Data shown:
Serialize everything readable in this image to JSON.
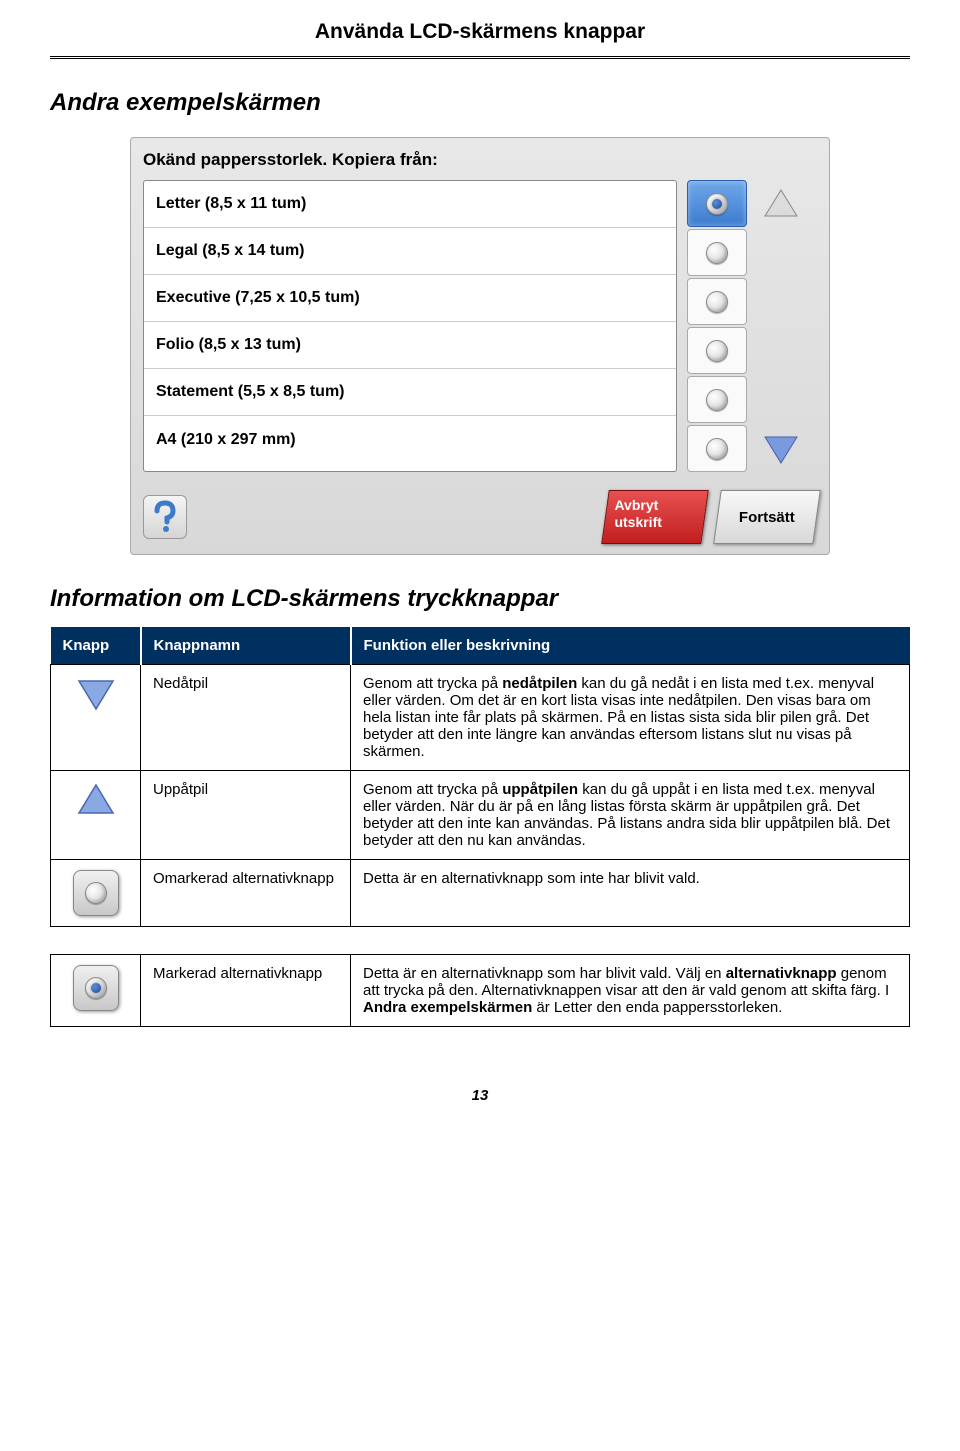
{
  "header": {
    "title": "Använda LCD-skärmens knappar"
  },
  "section1": {
    "heading": "Andra exempelskärmen"
  },
  "lcd": {
    "title": "Okänd pappersstorlek. Kopiera från:",
    "options": [
      {
        "label": "Letter (8,5 x 11 tum)",
        "selected": true
      },
      {
        "label": "Legal (8,5 x 14 tum)",
        "selected": false
      },
      {
        "label": "Executive (7,25 x 10,5 tum)",
        "selected": false
      },
      {
        "label": "Folio (8,5 x 13 tum)",
        "selected": false
      },
      {
        "label": "Statement (5,5 x 8,5 tum)",
        "selected": false
      },
      {
        "label": "A4 (210 x 297 mm)",
        "selected": false
      }
    ],
    "cancel": "Avbryt\nutskrift",
    "continue": "Fortsätt",
    "arrow_blue": "#6a8fd8",
    "arrow_grey": "#cfcfcf"
  },
  "section2": {
    "heading": "Information om LCD-skärmens tryckknappar"
  },
  "table": {
    "headers": [
      "Knapp",
      "Knappnamn",
      "Funktion eller beskrivning"
    ],
    "rows": [
      {
        "icon": "down-arrow-blue",
        "name": "Nedåtpil",
        "desc_html": "Genom att trycka på <b>nedåtpilen</b> kan du gå nedåt i en lista med t.ex. menyval eller värden. Om det är en kort lista visas inte nedåtpilen. Den visas bara om hela listan inte får plats på skärmen. På en listas sista sida blir pilen grå. Det betyder att den inte längre kan användas eftersom listans slut nu visas på skärmen."
      },
      {
        "icon": "up-arrow-blue",
        "name": "Uppåtpil",
        "desc_html": "Genom att trycka på <b>uppåtpilen</b> kan du gå uppåt i en lista med t.ex. menyval eller värden. När du är på en lång listas första skärm är uppåtpilen grå. Det betyder att den inte kan användas. På listans andra sida blir uppåtpilen blå. Det betyder att den nu kan användas."
      },
      {
        "icon": "radio-unchecked",
        "name": "Omarkerad alternativknapp",
        "desc_html": "Detta är en alternativknapp som inte har blivit vald."
      },
      {
        "gap": true
      },
      {
        "icon": "radio-checked",
        "name": "Markerad alternativknapp",
        "desc_html": "Detta är en alternativknapp som har blivit vald. Välj en <b>alternativknapp</b> genom att trycka på den. Alternativknappen visar att den är vald genom att skifta färg. I <b>Andra exempelskärmen</b> är Letter den enda pappersstorleken."
      }
    ]
  },
  "page_number": "13",
  "colors": {
    "header_bg": "#003060",
    "blue_arrow": "#6a8fd8",
    "grey_arrow": "#cfcfcf",
    "red_btn": "#c21f1f"
  }
}
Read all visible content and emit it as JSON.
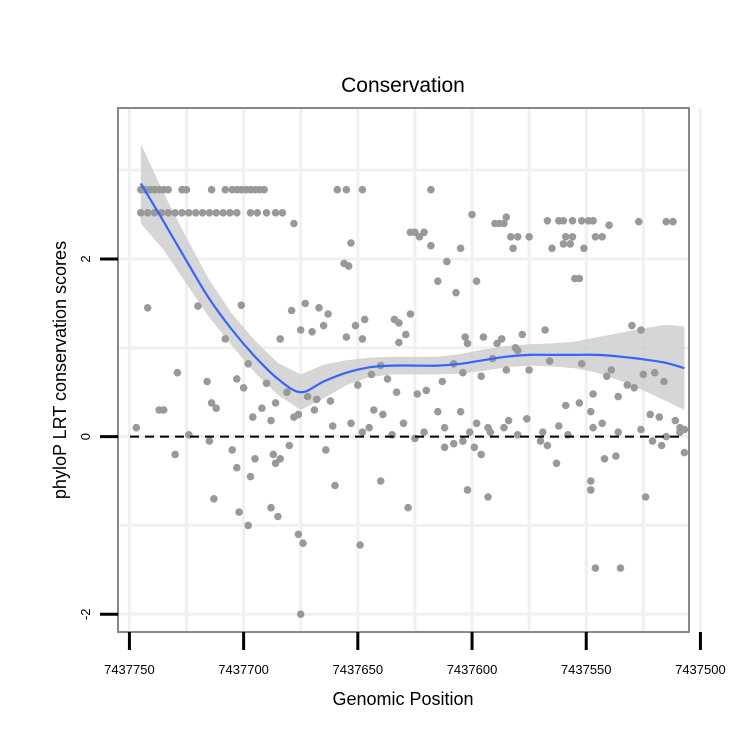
{
  "chart_data": {
    "type": "scatter",
    "title": "Conservation",
    "xlabel": "Genomic Position",
    "ylabel": "phyloP LRT conservation scores",
    "xlim": [
      7437755,
      7437505
    ],
    "ylim": [
      -2.2,
      3.7
    ],
    "x_reversed": true,
    "grid": true,
    "reference_line": {
      "y": 0,
      "style": "dashed",
      "color": "#000000"
    },
    "x_ticks": [
      7437750,
      7437700,
      7437650,
      7437600,
      7437550,
      7437500
    ],
    "x_tick_labels": [
      "7437750",
      "7437700",
      "7437650",
      "7437600",
      "7437550",
      "7437500"
    ],
    "y_ticks": [
      -2,
      0,
      2
    ],
    "y_tick_labels": [
      "-2",
      "0",
      "2"
    ],
    "colors": {
      "points": "#999999",
      "smooth_line": "#3366ff",
      "confidence_band": "#cccccc",
      "panel_border": "#888888",
      "grid": "#f0f0f0"
    },
    "smooth": {
      "x": [
        7437745,
        7437735,
        7437725,
        7437715,
        7437705,
        7437695,
        7437685,
        7437675,
        7437665,
        7437655,
        7437645,
        7437635,
        7437625,
        7437615,
        7437605,
        7437595,
        7437585,
        7437575,
        7437565,
        7437555,
        7437545,
        7437535,
        7437525,
        7437515,
        7437507
      ],
      "y": [
        2.85,
        2.42,
        1.98,
        1.55,
        1.2,
        0.9,
        0.65,
        0.5,
        0.62,
        0.72,
        0.78,
        0.8,
        0.8,
        0.8,
        0.82,
        0.86,
        0.9,
        0.92,
        0.92,
        0.92,
        0.92,
        0.9,
        0.87,
        0.83,
        0.77
      ],
      "lower": [
        2.4,
        2.1,
        1.72,
        1.34,
        1.02,
        0.72,
        0.47,
        0.3,
        0.43,
        0.58,
        0.67,
        0.7,
        0.7,
        0.7,
        0.71,
        0.74,
        0.78,
        0.8,
        0.79,
        0.77,
        0.72,
        0.63,
        0.52,
        0.4,
        0.3
      ],
      "upper": [
        3.3,
        2.74,
        2.24,
        1.76,
        1.38,
        1.08,
        0.83,
        0.7,
        0.81,
        0.86,
        0.89,
        0.9,
        0.9,
        0.9,
        0.93,
        0.98,
        1.02,
        1.04,
        1.05,
        1.07,
        1.12,
        1.17,
        1.22,
        1.26,
        1.24
      ]
    },
    "points": [
      [
        7437745,
        2.78
      ],
      [
        7437743,
        2.78
      ],
      [
        7437741,
        2.78
      ],
      [
        7437739,
        2.78
      ],
      [
        7437737,
        2.78
      ],
      [
        7437735,
        2.78
      ],
      [
        7437733,
        2.78
      ],
      [
        7437727,
        2.78
      ],
      [
        7437725,
        2.78
      ],
      [
        7437714,
        2.78
      ],
      [
        7437708,
        2.78
      ],
      [
        7437705,
        2.78
      ],
      [
        7437703,
        2.78
      ],
      [
        7437701,
        2.78
      ],
      [
        7437699,
        2.78
      ],
      [
        7437697,
        2.78
      ],
      [
        7437695,
        2.78
      ],
      [
        7437693,
        2.78
      ],
      [
        7437691,
        2.78
      ],
      [
        7437659,
        2.78
      ],
      [
        7437648,
        2.78
      ],
      [
        7437618,
        2.78
      ],
      [
        7437745,
        2.52
      ],
      [
        7437742,
        2.52
      ],
      [
        7437739,
        2.52
      ],
      [
        7437736,
        2.52
      ],
      [
        7437733,
        2.52
      ],
      [
        7437730,
        2.52
      ],
      [
        7437727,
        2.52
      ],
      [
        7437724,
        2.52
      ],
      [
        7437721,
        2.52
      ],
      [
        7437718,
        2.52
      ],
      [
        7437715,
        2.52
      ],
      [
        7437712,
        2.52
      ],
      [
        7437709,
        2.52
      ],
      [
        7437706,
        2.52
      ],
      [
        7437703,
        2.52
      ],
      [
        7437697,
        2.52
      ],
      [
        7437694,
        2.52
      ],
      [
        7437690,
        2.52
      ],
      [
        7437686,
        2.52
      ],
      [
        7437683,
        2.52
      ],
      [
        7437527,
        2.42
      ],
      [
        7437515,
        2.42
      ],
      [
        7437512,
        2.42
      ],
      [
        7437655,
        2.78
      ],
      [
        7437585,
        2.47
      ],
      [
        7437567,
        2.43
      ],
      [
        7437562,
        2.43
      ],
      [
        7437560,
        2.43
      ],
      [
        7437556,
        2.43
      ],
      [
        7437552,
        2.43
      ],
      [
        7437549,
        2.43
      ],
      [
        7437547,
        2.43
      ],
      [
        7437600,
        2.5
      ],
      [
        7437590,
        2.4
      ],
      [
        7437588,
        2.4
      ],
      [
        7437586,
        2.4
      ],
      [
        7437540,
        2.38
      ],
      [
        7437627,
        2.3
      ],
      [
        7437625,
        2.3
      ],
      [
        7437621,
        2.3
      ],
      [
        7437678,
        2.4
      ],
      [
        7437546,
        2.25
      ],
      [
        7437543,
        2.25
      ],
      [
        7437618,
        2.15
      ],
      [
        7437623,
        2.25
      ],
      [
        7437583,
        2.25
      ],
      [
        7437580,
        2.25
      ],
      [
        7437575,
        2.25
      ],
      [
        7437559,
        2.25
      ],
      [
        7437556,
        2.25
      ],
      [
        7437557,
        2.17
      ],
      [
        7437560,
        2.17
      ],
      [
        7437605,
        2.12
      ],
      [
        7437565,
        2.12
      ],
      [
        7437653,
        2.18
      ],
      [
        7437582,
        2.12
      ],
      [
        7437551,
        2.12
      ],
      [
        7437611,
        1.97
      ],
      [
        7437656,
        1.95
      ],
      [
        7437654,
        1.92
      ],
      [
        7437555,
        1.78
      ],
      [
        7437553,
        1.78
      ],
      [
        7437615,
        1.75
      ],
      [
        7437598,
        1.75
      ],
      [
        7437607,
        1.62
      ],
      [
        7437679,
        1.42
      ],
      [
        7437673,
        1.5
      ],
      [
        7437667,
        1.45
      ],
      [
        7437701,
        1.48
      ],
      [
        7437720,
        1.47
      ],
      [
        7437742,
        1.45
      ],
      [
        7437663,
        1.38
      ],
      [
        7437627,
        1.38
      ],
      [
        7437634,
        1.32
      ],
      [
        7437665,
        1.25
      ],
      [
        7437655,
        1.12
      ],
      [
        7437684,
        1.1
      ],
      [
        7437675,
        1.2
      ],
      [
        7437670,
        1.18
      ],
      [
        7437629,
        1.15
      ],
      [
        7437632,
        1.28
      ],
      [
        7437651,
        1.25
      ],
      [
        7437647,
        1.32
      ],
      [
        7437648,
        1.1
      ],
      [
        7437632,
        1.06
      ],
      [
        7437602,
        1.05
      ],
      [
        7437603,
        1.12
      ],
      [
        7437578,
        1.15
      ],
      [
        7437587,
        1.1
      ],
      [
        7437568,
        1.2
      ],
      [
        7437595,
        1.12
      ],
      [
        7437589,
        1.05
      ],
      [
        7437580,
        0.97
      ],
      [
        7437530,
        1.25
      ],
      [
        7437526,
        1.2
      ],
      [
        7437581,
        1.0
      ],
      [
        7437708,
        1.1
      ],
      [
        7437698,
        0.82
      ],
      [
        7437703,
        0.65
      ],
      [
        7437700,
        0.55
      ],
      [
        7437690,
        0.6
      ],
      [
        7437681,
        0.5
      ],
      [
        7437672,
        0.45
      ],
      [
        7437668,
        0.42
      ],
      [
        7437662,
        0.4
      ],
      [
        7437640,
        0.8
      ],
      [
        7437644,
        0.7
      ],
      [
        7437650,
        0.58
      ],
      [
        7437637,
        0.65
      ],
      [
        7437633,
        0.5
      ],
      [
        7437620,
        0.52
      ],
      [
        7437624,
        0.48
      ],
      [
        7437613,
        0.62
      ],
      [
        7437608,
        0.82
      ],
      [
        7437604,
        0.72
      ],
      [
        7437596,
        0.68
      ],
      [
        7437591,
        0.88
      ],
      [
        7437585,
        0.75
      ],
      [
        7437575,
        0.75
      ],
      [
        7437566,
        0.85
      ],
      [
        7437552,
        0.82
      ],
      [
        7437541,
        0.68
      ],
      [
        7437539,
        0.75
      ],
      [
        7437525,
        0.7
      ],
      [
        7437520,
        0.72
      ],
      [
        7437516,
        0.62
      ],
      [
        7437532,
        0.58
      ],
      [
        7437547,
        0.48
      ],
      [
        7437735,
        0.3
      ],
      [
        7437729,
        0.72
      ],
      [
        7437716,
        0.62
      ],
      [
        7437714,
        0.38
      ],
      [
        7437712,
        0.32
      ],
      [
        7437696,
        0.22
      ],
      [
        7437692,
        0.32
      ],
      [
        7437688,
        0.18
      ],
      [
        7437678,
        0.22
      ],
      [
        7437669,
        0.3
      ],
      [
        7437653,
        0.15
      ],
      [
        7437645,
        0.1
      ],
      [
        7437643,
        0.3
      ],
      [
        7437639,
        0.25
      ],
      [
        7437630,
        0.15
      ],
      [
        7437621,
        0.05
      ],
      [
        7437615,
        0.28
      ],
      [
        7437605,
        0.28
      ],
      [
        7437598,
        0.15
      ],
      [
        7437593,
        0.1
      ],
      [
        7437584,
        0.18
      ],
      [
        7437576,
        0.2
      ],
      [
        7437562,
        0.12
      ],
      [
        7437559,
        0.35
      ],
      [
        7437553,
        0.38
      ],
      [
        7437548,
        0.28
      ],
      [
        7437543,
        0.15
      ],
      [
        7437536,
        0.45
      ],
      [
        7437529,
        0.55
      ],
      [
        7437522,
        0.25
      ],
      [
        7437518,
        0.22
      ],
      [
        7437511,
        0.18
      ],
      [
        7437509,
        0.1
      ],
      [
        7437747,
        0.1
      ],
      [
        7437737,
        0.3
      ],
      [
        7437724,
        0.02
      ],
      [
        7437686,
        0.38
      ],
      [
        7437676,
        0.25
      ],
      [
        7437661,
        0.12
      ],
      [
        7437648,
        0.05
      ],
      [
        7437635,
        0.02
      ],
      [
        7437625,
        -0.02
      ],
      [
        7437612,
        0.1
      ],
      [
        7437601,
        0.05
      ],
      [
        7437592,
        0.05
      ],
      [
        7437586,
        0.1
      ],
      [
        7437580,
        0.02
      ],
      [
        7437569,
        0.05
      ],
      [
        7437558,
        0.02
      ],
      [
        7437547,
        0.1
      ],
      [
        7437536,
        0.05
      ],
      [
        7437526,
        0.08
      ],
      [
        7437515,
        0.0
      ],
      [
        7437509,
        0.05
      ],
      [
        7437507,
        0.08
      ],
      [
        7437730,
        -0.2
      ],
      [
        7437715,
        -0.05
      ],
      [
        7437705,
        -0.15
      ],
      [
        7437703,
        -0.35
      ],
      [
        7437697,
        -0.45
      ],
      [
        7437695,
        -0.25
      ],
      [
        7437687,
        -0.2
      ],
      [
        7437686,
        -0.3
      ],
      [
        7437684,
        -0.25
      ],
      [
        7437680,
        -0.1
      ],
      [
        7437664,
        -0.15
      ],
      [
        7437612,
        -0.12
      ],
      [
        7437608,
        -0.08
      ],
      [
        7437604,
        -0.05
      ],
      [
        7437599,
        -0.12
      ],
      [
        7437596,
        -0.2
      ],
      [
        7437570,
        -0.05
      ],
      [
        7437567,
        -0.1
      ],
      [
        7437563,
        -0.3
      ],
      [
        7437548,
        -0.5
      ],
      [
        7437542,
        -0.25
      ],
      [
        7437521,
        -0.05
      ],
      [
        7437517,
        -0.1
      ],
      [
        7437507,
        -0.18
      ],
      [
        7437713,
        -0.7
      ],
      [
        7437702,
        -0.85
      ],
      [
        7437698,
        -1.0
      ],
      [
        7437688,
        -0.8
      ],
      [
        7437685,
        -0.9
      ],
      [
        7437676,
        -1.1
      ],
      [
        7437674,
        -1.2
      ],
      [
        7437660,
        -0.55
      ],
      [
        7437649,
        -1.22
      ],
      [
        7437640,
        -0.5
      ],
      [
        7437628,
        -0.8
      ],
      [
        7437602,
        -0.6
      ],
      [
        7437593,
        -0.68
      ],
      [
        7437548,
        -0.6
      ],
      [
        7437537,
        -0.22
      ],
      [
        7437524,
        -0.68
      ],
      [
        7437546,
        -1.48
      ],
      [
        7437535,
        -1.48
      ],
      [
        7437675,
        -2.0
      ]
    ]
  }
}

Your objective: The expected answer is a copy of each line above containing "cfcfcf".

Exercise response:
    "arrow_grey": "#cfcfcf"
    "grey_arrow": "#cfcfcf",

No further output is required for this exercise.